*Given request*:
From the listing below, extract every line containing "text".

*Recorded information*:
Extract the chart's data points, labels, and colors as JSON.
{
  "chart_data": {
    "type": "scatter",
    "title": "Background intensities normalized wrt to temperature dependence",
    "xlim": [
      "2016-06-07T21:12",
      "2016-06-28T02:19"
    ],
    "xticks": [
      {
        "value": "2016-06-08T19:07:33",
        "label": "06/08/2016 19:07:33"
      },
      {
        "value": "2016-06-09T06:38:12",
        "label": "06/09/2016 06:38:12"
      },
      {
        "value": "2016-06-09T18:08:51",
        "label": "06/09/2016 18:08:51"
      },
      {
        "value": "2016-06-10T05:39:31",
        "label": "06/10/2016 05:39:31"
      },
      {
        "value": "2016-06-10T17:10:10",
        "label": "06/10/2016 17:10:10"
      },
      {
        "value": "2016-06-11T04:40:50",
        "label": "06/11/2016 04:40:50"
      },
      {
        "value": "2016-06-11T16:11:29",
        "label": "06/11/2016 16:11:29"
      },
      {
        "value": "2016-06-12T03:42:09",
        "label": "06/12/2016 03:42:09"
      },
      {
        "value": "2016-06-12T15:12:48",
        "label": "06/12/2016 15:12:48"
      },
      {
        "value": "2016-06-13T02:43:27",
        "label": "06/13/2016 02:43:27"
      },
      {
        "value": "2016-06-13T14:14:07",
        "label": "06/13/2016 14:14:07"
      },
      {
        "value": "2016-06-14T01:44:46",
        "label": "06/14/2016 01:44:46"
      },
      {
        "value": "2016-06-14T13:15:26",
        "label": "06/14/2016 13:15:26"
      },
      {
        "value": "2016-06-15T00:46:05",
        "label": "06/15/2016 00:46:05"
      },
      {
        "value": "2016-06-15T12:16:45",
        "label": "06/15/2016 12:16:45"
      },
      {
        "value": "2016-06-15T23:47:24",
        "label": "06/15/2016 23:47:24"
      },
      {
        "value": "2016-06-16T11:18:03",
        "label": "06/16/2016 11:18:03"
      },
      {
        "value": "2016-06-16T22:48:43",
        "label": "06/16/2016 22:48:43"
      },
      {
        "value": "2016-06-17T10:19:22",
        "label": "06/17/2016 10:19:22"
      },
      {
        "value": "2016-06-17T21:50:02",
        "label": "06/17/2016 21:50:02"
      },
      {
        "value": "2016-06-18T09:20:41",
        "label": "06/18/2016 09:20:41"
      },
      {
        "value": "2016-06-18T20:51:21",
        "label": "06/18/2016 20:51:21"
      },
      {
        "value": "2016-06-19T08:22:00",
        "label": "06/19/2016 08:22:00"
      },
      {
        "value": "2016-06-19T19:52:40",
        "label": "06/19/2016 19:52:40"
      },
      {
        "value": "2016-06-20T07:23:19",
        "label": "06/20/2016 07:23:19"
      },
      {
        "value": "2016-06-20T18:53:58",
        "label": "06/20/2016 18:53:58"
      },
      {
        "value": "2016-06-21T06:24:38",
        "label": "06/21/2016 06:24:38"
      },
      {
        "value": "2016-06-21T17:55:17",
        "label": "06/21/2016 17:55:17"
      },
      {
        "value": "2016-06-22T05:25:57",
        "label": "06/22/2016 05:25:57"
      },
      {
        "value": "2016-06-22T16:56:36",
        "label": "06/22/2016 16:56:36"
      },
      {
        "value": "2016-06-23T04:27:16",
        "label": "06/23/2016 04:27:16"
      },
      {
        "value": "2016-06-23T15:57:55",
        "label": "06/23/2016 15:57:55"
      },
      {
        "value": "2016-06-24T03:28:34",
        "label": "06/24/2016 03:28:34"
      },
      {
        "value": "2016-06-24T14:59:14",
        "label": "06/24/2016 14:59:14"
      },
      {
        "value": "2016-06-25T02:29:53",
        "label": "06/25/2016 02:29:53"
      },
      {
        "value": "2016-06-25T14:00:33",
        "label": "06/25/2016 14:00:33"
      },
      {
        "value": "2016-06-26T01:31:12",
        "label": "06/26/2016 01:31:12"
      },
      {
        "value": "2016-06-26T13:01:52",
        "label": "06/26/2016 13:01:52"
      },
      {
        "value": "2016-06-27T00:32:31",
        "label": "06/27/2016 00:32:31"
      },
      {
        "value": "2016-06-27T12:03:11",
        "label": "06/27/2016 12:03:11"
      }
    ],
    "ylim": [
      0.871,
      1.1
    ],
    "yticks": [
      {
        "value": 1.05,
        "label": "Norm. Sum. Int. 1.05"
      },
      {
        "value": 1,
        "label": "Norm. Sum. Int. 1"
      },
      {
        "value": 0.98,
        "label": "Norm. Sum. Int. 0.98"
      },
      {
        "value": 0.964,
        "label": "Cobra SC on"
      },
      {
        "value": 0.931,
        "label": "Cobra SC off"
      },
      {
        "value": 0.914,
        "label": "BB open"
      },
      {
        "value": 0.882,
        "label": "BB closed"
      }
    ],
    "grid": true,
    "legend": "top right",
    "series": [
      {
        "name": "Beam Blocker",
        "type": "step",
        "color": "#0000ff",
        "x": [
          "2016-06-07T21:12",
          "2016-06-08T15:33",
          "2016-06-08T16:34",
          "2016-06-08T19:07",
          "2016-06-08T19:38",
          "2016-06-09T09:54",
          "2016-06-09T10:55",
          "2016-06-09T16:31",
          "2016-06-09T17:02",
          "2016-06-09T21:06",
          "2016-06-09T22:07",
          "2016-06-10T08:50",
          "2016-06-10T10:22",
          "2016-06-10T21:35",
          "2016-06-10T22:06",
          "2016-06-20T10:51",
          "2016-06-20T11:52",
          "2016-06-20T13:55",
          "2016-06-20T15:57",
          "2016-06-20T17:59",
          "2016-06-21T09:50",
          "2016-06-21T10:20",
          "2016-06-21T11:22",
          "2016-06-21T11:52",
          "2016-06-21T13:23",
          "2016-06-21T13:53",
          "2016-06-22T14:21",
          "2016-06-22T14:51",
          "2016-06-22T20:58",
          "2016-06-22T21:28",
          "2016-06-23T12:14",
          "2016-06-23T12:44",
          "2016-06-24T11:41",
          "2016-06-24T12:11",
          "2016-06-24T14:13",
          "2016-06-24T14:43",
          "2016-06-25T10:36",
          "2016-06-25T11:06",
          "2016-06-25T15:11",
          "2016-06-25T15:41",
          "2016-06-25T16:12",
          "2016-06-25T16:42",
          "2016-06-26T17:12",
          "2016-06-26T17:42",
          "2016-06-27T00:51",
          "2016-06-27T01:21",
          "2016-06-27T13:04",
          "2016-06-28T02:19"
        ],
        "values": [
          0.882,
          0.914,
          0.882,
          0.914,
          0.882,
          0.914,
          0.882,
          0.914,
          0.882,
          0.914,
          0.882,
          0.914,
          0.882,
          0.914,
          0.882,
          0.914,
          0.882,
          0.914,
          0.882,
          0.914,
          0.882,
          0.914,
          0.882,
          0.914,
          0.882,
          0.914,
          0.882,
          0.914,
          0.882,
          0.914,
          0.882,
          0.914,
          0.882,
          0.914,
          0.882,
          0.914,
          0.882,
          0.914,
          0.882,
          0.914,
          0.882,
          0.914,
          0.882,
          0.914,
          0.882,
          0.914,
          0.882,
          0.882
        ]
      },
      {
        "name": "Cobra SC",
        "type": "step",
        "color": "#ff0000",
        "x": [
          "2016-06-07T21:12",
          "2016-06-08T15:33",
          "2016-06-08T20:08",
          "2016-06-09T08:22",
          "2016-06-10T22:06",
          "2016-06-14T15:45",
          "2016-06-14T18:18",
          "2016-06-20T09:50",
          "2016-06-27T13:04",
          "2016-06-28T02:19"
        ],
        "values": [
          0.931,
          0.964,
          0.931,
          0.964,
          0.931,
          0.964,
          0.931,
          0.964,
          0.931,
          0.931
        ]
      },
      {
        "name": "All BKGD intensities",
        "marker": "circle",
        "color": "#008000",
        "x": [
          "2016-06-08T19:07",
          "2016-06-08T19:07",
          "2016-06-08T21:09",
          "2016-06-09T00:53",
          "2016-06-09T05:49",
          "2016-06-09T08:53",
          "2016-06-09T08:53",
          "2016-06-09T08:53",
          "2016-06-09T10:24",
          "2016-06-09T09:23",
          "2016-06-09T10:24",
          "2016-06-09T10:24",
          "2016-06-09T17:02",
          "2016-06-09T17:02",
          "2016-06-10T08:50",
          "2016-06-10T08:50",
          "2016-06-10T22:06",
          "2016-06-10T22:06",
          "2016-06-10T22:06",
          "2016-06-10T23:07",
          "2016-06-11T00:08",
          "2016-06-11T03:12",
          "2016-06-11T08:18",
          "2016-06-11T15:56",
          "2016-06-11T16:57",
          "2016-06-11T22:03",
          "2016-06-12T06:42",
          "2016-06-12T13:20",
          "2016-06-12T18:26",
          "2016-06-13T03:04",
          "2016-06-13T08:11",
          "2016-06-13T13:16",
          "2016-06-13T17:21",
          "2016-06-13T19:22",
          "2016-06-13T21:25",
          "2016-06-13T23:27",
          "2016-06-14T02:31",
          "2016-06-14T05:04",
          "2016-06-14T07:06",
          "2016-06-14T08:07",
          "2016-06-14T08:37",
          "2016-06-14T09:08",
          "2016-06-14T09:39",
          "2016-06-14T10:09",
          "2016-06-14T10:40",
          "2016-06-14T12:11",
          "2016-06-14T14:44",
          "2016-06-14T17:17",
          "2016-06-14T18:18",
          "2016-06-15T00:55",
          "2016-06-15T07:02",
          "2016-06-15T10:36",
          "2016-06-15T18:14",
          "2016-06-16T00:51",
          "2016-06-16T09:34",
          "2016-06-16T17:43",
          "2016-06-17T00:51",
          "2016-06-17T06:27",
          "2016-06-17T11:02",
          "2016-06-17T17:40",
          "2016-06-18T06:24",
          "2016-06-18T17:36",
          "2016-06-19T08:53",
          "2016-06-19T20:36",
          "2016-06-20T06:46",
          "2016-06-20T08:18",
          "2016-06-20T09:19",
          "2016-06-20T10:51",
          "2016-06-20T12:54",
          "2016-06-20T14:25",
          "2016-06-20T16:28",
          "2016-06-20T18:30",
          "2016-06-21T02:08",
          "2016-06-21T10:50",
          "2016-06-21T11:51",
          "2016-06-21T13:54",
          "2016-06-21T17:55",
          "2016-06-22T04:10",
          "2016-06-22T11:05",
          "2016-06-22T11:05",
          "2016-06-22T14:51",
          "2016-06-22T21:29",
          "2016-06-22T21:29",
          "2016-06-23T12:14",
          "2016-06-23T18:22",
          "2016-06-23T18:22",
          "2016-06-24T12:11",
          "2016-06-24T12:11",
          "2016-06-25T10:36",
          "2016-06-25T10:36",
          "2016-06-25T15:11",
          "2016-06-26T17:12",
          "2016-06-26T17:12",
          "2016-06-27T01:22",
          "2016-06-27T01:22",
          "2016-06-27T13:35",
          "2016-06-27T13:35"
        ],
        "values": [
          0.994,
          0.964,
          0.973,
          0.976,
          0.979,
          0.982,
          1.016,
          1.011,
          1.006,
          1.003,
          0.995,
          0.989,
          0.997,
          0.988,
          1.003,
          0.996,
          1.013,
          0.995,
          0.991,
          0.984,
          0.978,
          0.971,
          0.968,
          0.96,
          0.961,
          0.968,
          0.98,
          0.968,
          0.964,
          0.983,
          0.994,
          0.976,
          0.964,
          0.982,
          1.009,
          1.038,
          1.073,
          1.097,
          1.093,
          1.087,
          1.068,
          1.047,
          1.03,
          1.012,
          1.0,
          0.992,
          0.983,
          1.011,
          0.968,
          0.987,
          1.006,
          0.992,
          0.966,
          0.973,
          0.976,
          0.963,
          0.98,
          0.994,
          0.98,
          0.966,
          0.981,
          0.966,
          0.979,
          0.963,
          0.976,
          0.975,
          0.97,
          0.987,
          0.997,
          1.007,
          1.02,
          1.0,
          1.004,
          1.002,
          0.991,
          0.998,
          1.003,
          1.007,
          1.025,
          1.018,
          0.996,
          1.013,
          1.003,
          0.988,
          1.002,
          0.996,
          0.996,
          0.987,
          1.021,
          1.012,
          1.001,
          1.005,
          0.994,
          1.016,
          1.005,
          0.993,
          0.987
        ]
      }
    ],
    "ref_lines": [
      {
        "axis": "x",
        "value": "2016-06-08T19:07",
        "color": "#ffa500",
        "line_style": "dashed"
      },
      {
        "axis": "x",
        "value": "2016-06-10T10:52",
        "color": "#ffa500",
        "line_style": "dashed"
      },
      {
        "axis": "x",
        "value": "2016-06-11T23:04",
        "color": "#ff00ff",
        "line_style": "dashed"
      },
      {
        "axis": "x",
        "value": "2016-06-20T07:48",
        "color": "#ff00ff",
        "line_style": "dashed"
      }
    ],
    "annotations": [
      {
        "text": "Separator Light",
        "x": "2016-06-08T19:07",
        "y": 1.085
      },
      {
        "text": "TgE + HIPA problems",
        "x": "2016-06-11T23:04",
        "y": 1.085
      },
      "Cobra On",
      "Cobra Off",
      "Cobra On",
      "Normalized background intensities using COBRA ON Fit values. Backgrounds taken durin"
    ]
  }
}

*Worked solution*:
        "text": "Separator Light",
        "text": "TgE + HIPA problems",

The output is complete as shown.